** START OF Data provided **
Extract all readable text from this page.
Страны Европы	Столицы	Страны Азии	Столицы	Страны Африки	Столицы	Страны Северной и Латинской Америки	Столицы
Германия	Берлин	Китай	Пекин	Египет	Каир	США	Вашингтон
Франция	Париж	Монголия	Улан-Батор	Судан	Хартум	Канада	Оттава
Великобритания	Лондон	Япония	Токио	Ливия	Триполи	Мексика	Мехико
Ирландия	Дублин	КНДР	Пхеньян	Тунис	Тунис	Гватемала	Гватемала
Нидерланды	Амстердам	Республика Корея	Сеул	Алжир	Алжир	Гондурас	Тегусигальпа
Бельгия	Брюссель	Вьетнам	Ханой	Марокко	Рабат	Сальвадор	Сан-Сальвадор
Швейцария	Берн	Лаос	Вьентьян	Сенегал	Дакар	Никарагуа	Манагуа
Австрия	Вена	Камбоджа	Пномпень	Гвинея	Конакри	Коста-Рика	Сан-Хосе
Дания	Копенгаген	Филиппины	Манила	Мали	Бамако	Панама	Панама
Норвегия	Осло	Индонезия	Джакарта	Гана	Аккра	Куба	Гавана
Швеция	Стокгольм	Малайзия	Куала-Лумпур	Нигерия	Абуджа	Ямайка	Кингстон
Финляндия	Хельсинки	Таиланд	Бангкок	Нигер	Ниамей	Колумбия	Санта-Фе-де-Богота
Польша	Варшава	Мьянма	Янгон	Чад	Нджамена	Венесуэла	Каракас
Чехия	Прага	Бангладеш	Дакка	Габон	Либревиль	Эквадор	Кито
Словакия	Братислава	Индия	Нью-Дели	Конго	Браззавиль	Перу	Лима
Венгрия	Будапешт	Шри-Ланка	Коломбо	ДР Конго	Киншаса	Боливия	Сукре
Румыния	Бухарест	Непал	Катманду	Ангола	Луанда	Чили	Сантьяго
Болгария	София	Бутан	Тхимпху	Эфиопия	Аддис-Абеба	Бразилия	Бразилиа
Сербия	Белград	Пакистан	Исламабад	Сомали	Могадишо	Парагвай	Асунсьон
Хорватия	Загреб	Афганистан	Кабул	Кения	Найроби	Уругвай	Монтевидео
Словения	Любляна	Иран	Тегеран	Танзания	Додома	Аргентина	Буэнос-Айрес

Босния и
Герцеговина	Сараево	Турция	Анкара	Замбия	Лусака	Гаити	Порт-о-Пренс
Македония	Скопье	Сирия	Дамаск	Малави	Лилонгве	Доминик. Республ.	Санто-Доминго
** END OF Data provided **
** START OF Data provided **
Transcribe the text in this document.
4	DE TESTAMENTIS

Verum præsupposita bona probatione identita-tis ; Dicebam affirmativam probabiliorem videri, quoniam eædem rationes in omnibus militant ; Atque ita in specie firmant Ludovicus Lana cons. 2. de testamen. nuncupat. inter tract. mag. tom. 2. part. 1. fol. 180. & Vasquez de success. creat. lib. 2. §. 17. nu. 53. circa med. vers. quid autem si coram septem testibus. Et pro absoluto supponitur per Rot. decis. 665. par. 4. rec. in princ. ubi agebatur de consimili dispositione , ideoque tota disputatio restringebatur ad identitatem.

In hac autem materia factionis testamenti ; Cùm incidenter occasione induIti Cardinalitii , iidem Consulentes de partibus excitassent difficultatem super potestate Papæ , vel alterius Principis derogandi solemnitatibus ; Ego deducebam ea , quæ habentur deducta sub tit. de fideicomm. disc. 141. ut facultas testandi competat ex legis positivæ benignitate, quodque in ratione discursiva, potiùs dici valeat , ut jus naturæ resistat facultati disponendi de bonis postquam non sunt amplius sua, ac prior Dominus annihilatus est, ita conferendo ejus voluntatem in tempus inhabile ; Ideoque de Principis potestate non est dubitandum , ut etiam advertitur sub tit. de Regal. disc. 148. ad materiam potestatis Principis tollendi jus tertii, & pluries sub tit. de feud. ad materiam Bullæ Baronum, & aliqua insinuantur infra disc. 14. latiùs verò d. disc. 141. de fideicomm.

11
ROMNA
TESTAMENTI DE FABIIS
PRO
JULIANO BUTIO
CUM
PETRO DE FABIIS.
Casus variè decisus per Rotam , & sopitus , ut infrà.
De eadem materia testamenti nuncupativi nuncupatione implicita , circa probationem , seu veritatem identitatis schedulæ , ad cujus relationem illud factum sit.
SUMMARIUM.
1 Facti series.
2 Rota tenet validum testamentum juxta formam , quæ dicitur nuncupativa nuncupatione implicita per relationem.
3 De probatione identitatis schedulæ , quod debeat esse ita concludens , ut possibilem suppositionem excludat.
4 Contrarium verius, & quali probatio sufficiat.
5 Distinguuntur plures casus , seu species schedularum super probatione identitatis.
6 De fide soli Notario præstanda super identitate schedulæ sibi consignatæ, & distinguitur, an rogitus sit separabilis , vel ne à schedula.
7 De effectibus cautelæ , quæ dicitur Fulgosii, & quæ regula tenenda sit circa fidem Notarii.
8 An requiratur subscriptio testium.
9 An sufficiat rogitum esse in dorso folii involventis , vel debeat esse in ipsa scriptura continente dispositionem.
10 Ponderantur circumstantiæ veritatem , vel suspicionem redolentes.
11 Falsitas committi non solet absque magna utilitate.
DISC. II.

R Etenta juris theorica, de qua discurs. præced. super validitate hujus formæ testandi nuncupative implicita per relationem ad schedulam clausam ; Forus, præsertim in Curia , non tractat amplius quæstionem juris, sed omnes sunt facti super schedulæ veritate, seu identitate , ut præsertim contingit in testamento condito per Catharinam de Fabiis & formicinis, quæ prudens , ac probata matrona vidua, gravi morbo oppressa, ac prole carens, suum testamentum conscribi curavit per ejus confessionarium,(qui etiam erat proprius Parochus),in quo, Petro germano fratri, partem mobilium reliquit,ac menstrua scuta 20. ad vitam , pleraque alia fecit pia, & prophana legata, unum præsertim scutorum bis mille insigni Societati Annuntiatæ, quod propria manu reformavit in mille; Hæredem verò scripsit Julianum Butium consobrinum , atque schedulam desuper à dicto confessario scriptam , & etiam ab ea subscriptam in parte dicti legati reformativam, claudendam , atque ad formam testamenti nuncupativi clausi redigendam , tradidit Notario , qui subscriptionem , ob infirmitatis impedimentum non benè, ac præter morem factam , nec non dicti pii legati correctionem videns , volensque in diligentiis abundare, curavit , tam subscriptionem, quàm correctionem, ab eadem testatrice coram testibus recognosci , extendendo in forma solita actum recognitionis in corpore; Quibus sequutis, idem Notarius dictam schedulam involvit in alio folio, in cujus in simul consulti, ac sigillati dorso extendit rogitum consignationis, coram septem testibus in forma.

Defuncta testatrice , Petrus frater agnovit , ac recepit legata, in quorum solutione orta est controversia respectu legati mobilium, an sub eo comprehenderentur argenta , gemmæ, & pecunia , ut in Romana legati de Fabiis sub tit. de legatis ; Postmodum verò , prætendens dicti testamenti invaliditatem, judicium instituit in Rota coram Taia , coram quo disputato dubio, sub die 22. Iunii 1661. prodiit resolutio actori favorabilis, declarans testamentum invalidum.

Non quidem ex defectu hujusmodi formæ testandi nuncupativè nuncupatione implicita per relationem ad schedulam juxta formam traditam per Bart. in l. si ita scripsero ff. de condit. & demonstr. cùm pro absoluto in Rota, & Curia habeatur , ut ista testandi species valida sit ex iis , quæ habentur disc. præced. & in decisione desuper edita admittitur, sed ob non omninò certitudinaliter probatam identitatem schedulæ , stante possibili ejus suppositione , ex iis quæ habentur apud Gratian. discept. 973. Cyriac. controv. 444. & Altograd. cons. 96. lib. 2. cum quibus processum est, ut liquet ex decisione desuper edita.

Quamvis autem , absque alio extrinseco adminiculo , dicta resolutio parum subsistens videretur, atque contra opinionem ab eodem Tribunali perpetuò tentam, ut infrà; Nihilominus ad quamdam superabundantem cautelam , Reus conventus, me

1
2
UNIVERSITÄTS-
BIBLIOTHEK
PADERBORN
** END OF Data provided **
** START OF Data provided **
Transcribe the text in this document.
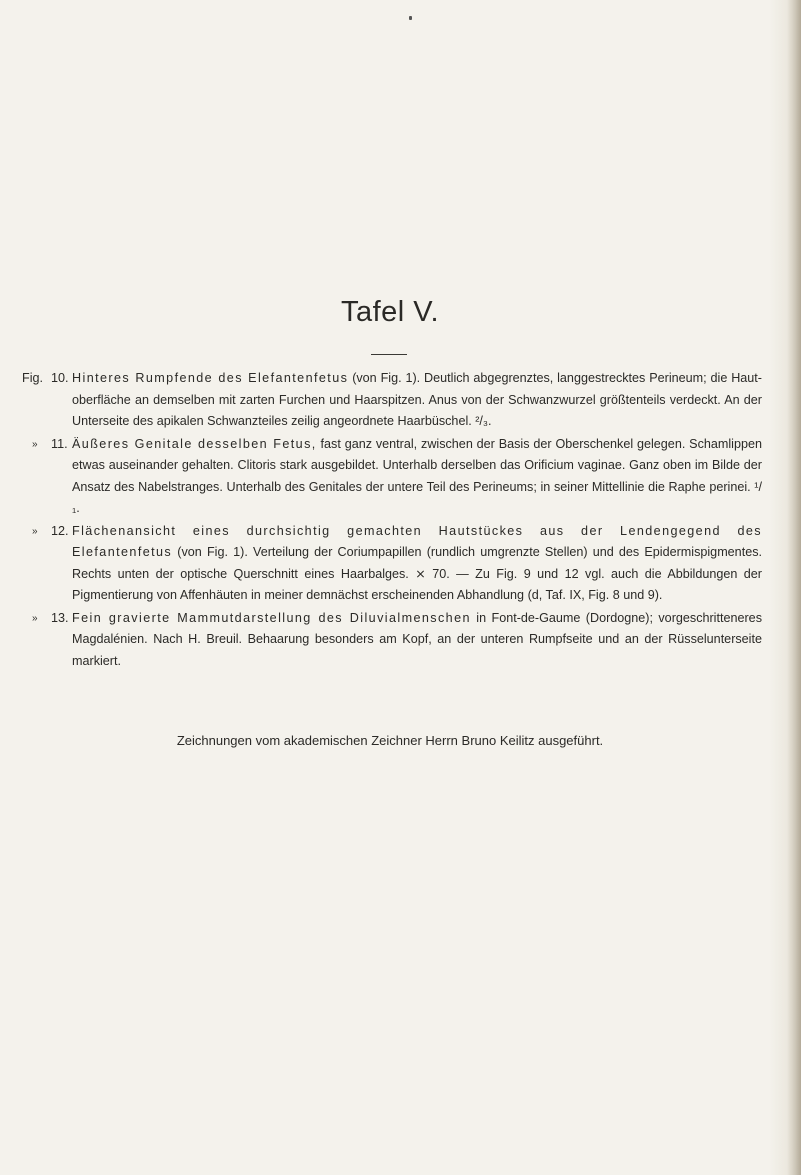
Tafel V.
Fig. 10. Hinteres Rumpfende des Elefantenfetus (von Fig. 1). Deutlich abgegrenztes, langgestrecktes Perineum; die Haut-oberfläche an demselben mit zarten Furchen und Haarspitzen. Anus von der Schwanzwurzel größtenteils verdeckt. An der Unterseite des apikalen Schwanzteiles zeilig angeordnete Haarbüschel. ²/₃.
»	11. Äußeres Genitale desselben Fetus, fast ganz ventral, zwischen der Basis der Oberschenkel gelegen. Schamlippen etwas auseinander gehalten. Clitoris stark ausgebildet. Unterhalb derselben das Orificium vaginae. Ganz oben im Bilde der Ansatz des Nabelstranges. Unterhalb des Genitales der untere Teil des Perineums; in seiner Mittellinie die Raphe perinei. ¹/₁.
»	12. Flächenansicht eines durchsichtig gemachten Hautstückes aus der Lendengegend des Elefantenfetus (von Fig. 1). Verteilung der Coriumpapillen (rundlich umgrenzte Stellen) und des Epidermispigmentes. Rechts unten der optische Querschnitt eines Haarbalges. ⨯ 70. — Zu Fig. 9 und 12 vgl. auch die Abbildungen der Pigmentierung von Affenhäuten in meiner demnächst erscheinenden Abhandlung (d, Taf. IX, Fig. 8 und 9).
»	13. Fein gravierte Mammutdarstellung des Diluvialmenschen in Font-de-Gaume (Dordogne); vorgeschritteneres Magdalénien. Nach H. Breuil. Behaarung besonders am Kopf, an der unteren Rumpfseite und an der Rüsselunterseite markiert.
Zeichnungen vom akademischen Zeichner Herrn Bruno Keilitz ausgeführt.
** END OF Data provided **
Problem requirements => State the number of lines above that hold the string "debeat", with nothing added.

Completed task => 2